:: DATASET EXTRACT ::
══════
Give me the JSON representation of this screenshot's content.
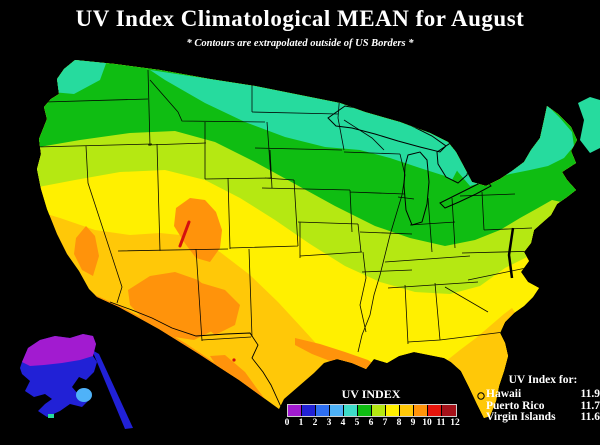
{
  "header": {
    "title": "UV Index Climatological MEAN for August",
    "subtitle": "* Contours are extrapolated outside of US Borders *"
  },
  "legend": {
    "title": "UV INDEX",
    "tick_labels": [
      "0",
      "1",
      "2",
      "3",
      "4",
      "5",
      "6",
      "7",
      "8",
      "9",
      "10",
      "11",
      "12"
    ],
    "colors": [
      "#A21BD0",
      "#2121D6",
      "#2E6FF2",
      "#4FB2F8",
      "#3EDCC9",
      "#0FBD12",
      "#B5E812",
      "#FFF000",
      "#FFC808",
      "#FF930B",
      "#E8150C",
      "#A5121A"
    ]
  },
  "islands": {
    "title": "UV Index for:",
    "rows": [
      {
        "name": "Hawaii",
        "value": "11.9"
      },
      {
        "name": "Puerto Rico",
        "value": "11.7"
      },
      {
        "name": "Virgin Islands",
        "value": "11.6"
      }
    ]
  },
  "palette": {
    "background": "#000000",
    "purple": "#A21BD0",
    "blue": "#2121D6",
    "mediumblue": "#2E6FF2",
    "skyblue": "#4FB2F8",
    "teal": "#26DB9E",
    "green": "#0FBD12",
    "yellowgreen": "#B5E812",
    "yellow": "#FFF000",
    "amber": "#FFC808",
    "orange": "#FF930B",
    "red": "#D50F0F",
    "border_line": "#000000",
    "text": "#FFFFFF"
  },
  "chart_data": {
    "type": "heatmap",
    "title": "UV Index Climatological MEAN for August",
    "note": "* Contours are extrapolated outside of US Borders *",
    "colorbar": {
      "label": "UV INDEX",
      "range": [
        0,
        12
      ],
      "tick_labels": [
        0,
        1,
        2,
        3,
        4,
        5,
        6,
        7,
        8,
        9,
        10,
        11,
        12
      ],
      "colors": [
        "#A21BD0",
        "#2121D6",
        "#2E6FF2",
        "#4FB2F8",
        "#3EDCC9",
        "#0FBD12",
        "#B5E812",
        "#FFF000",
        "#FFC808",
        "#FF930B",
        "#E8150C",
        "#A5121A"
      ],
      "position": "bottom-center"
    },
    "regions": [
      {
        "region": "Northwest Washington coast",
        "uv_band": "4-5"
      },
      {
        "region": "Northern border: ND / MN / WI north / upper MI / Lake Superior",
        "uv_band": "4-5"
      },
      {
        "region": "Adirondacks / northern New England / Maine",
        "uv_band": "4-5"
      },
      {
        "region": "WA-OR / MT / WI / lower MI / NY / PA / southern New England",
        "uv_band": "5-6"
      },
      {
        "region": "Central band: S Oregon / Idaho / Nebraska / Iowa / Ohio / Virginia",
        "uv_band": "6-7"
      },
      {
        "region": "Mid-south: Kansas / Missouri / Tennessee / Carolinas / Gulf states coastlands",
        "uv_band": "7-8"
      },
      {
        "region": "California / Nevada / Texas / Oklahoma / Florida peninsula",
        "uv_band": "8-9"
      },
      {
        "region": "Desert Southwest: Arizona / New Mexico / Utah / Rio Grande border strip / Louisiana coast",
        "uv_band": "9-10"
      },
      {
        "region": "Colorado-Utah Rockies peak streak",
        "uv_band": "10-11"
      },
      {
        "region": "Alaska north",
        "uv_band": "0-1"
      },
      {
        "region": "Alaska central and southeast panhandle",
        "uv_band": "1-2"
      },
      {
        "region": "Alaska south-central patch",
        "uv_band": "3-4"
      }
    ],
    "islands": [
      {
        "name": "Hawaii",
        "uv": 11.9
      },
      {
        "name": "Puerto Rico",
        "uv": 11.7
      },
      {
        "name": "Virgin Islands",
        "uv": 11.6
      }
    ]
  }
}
══════
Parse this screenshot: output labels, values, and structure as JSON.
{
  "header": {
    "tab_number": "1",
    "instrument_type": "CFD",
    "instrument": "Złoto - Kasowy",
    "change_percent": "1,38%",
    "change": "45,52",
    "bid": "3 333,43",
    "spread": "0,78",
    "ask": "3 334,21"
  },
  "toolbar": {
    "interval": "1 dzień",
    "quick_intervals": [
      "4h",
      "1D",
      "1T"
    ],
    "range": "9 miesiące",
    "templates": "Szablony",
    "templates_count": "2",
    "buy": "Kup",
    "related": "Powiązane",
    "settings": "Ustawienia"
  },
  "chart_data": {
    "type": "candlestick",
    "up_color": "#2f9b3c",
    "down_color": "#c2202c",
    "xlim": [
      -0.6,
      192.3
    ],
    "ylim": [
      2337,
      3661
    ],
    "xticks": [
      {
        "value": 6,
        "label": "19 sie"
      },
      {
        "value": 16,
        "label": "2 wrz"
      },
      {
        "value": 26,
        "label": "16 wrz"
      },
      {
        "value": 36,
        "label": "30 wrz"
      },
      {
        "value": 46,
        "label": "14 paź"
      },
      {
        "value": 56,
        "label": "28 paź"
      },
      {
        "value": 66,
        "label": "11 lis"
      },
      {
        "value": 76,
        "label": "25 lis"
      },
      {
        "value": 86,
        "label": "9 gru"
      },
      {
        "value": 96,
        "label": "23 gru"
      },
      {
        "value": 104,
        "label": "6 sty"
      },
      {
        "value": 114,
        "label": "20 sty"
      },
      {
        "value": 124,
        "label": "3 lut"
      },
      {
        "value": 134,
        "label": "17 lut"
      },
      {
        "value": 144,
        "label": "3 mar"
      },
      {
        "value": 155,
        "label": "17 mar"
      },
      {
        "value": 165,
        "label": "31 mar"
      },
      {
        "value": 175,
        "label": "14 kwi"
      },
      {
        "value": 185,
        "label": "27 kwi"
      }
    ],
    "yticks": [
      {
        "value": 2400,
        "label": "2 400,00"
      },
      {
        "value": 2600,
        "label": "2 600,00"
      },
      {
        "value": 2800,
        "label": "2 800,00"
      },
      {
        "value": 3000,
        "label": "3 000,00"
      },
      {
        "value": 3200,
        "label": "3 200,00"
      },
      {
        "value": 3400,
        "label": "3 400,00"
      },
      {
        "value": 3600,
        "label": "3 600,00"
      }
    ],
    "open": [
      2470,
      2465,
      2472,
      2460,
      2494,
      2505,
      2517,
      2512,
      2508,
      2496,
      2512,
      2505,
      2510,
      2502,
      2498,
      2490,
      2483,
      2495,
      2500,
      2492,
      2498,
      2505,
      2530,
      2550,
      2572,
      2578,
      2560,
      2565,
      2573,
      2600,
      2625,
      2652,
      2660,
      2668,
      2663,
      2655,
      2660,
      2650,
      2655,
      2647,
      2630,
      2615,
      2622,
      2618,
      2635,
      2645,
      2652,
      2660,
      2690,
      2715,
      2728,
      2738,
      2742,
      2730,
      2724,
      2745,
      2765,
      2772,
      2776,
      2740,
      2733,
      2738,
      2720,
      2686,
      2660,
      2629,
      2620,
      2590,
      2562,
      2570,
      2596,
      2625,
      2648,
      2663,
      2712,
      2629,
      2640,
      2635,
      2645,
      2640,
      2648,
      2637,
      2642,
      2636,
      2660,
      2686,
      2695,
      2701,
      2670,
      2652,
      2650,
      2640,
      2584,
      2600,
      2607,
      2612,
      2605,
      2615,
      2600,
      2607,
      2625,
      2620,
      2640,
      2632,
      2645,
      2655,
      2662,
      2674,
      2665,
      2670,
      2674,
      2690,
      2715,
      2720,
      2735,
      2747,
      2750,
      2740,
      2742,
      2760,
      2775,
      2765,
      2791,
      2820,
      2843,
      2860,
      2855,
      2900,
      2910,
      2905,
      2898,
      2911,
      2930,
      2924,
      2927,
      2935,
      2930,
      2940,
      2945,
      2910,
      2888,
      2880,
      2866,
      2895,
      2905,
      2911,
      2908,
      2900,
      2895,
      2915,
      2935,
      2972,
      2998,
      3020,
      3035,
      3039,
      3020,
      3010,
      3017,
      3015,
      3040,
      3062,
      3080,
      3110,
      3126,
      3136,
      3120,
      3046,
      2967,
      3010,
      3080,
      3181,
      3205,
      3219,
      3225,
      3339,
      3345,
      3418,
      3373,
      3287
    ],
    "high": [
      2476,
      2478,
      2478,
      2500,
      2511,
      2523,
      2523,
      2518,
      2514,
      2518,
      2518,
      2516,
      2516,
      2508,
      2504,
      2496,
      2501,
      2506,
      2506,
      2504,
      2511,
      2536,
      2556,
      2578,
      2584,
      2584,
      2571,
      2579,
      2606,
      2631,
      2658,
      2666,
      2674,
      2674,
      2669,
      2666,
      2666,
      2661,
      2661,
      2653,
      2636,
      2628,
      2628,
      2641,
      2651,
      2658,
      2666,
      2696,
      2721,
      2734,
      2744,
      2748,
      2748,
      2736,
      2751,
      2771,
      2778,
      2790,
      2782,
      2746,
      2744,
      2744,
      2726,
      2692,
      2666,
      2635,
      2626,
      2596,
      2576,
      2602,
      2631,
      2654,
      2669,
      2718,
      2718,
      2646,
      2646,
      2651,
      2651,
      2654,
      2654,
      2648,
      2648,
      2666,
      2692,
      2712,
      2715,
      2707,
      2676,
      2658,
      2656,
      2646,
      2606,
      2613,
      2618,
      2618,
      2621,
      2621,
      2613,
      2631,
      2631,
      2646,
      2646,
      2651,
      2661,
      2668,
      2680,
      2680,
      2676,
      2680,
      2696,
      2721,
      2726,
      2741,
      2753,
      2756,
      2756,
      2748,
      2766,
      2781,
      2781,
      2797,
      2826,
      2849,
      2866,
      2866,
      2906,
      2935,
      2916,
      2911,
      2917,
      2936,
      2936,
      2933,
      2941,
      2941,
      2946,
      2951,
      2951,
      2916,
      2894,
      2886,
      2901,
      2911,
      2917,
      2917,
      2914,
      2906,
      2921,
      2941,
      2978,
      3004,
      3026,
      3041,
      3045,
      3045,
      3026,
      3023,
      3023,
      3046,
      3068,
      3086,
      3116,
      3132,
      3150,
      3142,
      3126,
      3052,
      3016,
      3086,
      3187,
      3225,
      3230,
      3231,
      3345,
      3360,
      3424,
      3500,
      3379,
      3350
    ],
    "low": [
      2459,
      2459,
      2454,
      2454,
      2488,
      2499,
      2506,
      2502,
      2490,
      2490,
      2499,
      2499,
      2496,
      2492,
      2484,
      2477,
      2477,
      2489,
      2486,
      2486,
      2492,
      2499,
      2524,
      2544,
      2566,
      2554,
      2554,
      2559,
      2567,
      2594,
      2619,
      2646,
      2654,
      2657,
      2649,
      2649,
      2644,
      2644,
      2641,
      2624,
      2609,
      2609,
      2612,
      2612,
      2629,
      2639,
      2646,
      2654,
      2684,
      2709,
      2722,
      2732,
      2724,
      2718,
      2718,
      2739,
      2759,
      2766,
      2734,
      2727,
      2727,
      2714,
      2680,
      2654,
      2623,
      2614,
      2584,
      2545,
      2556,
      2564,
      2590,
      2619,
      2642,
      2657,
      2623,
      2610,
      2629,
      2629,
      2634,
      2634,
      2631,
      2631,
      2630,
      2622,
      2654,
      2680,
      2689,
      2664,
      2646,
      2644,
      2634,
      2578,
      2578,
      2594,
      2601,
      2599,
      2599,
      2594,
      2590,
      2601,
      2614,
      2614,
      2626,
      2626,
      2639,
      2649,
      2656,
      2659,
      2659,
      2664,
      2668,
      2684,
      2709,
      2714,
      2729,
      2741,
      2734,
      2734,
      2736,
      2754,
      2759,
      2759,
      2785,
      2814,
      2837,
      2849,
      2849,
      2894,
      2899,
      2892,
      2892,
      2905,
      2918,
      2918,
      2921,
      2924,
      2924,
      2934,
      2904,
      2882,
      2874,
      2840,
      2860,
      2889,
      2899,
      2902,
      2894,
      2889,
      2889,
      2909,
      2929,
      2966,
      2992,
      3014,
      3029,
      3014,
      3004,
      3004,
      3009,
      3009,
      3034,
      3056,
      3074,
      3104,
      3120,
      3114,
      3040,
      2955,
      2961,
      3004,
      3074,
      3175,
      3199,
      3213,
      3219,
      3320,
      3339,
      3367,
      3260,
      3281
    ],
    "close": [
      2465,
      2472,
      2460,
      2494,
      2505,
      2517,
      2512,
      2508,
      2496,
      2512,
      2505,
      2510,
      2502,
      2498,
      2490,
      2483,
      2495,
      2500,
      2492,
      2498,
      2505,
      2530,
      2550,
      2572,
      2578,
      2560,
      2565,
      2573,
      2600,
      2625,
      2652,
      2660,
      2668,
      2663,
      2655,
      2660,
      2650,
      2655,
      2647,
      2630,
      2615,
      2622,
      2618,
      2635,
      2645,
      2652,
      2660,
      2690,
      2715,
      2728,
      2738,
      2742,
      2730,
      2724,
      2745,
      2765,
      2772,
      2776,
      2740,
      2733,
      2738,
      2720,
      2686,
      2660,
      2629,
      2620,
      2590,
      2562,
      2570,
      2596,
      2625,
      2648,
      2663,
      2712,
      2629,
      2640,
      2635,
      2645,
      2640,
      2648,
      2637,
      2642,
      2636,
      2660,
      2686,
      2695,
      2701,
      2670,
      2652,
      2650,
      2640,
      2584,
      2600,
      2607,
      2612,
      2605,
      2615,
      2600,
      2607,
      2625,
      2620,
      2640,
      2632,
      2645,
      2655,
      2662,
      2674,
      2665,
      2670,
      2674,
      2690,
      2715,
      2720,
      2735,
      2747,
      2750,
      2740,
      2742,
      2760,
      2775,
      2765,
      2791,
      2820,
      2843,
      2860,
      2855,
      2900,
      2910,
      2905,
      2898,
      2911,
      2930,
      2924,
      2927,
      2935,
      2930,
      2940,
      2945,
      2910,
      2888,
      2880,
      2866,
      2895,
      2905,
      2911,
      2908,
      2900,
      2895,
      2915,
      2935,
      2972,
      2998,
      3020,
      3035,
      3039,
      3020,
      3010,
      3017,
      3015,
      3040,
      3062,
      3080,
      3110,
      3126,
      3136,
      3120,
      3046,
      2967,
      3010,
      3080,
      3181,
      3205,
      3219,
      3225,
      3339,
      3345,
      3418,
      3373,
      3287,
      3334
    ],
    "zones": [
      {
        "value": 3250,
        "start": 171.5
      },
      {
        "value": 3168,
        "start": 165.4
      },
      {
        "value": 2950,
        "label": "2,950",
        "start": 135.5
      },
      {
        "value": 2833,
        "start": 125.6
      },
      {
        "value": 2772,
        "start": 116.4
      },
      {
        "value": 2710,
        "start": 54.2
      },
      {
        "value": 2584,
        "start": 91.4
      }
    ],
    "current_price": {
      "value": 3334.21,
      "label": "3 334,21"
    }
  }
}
══════
:: AIM ::
State only how many lines in the material include "Alaska".

:: EXPECTED ANSWER ::
3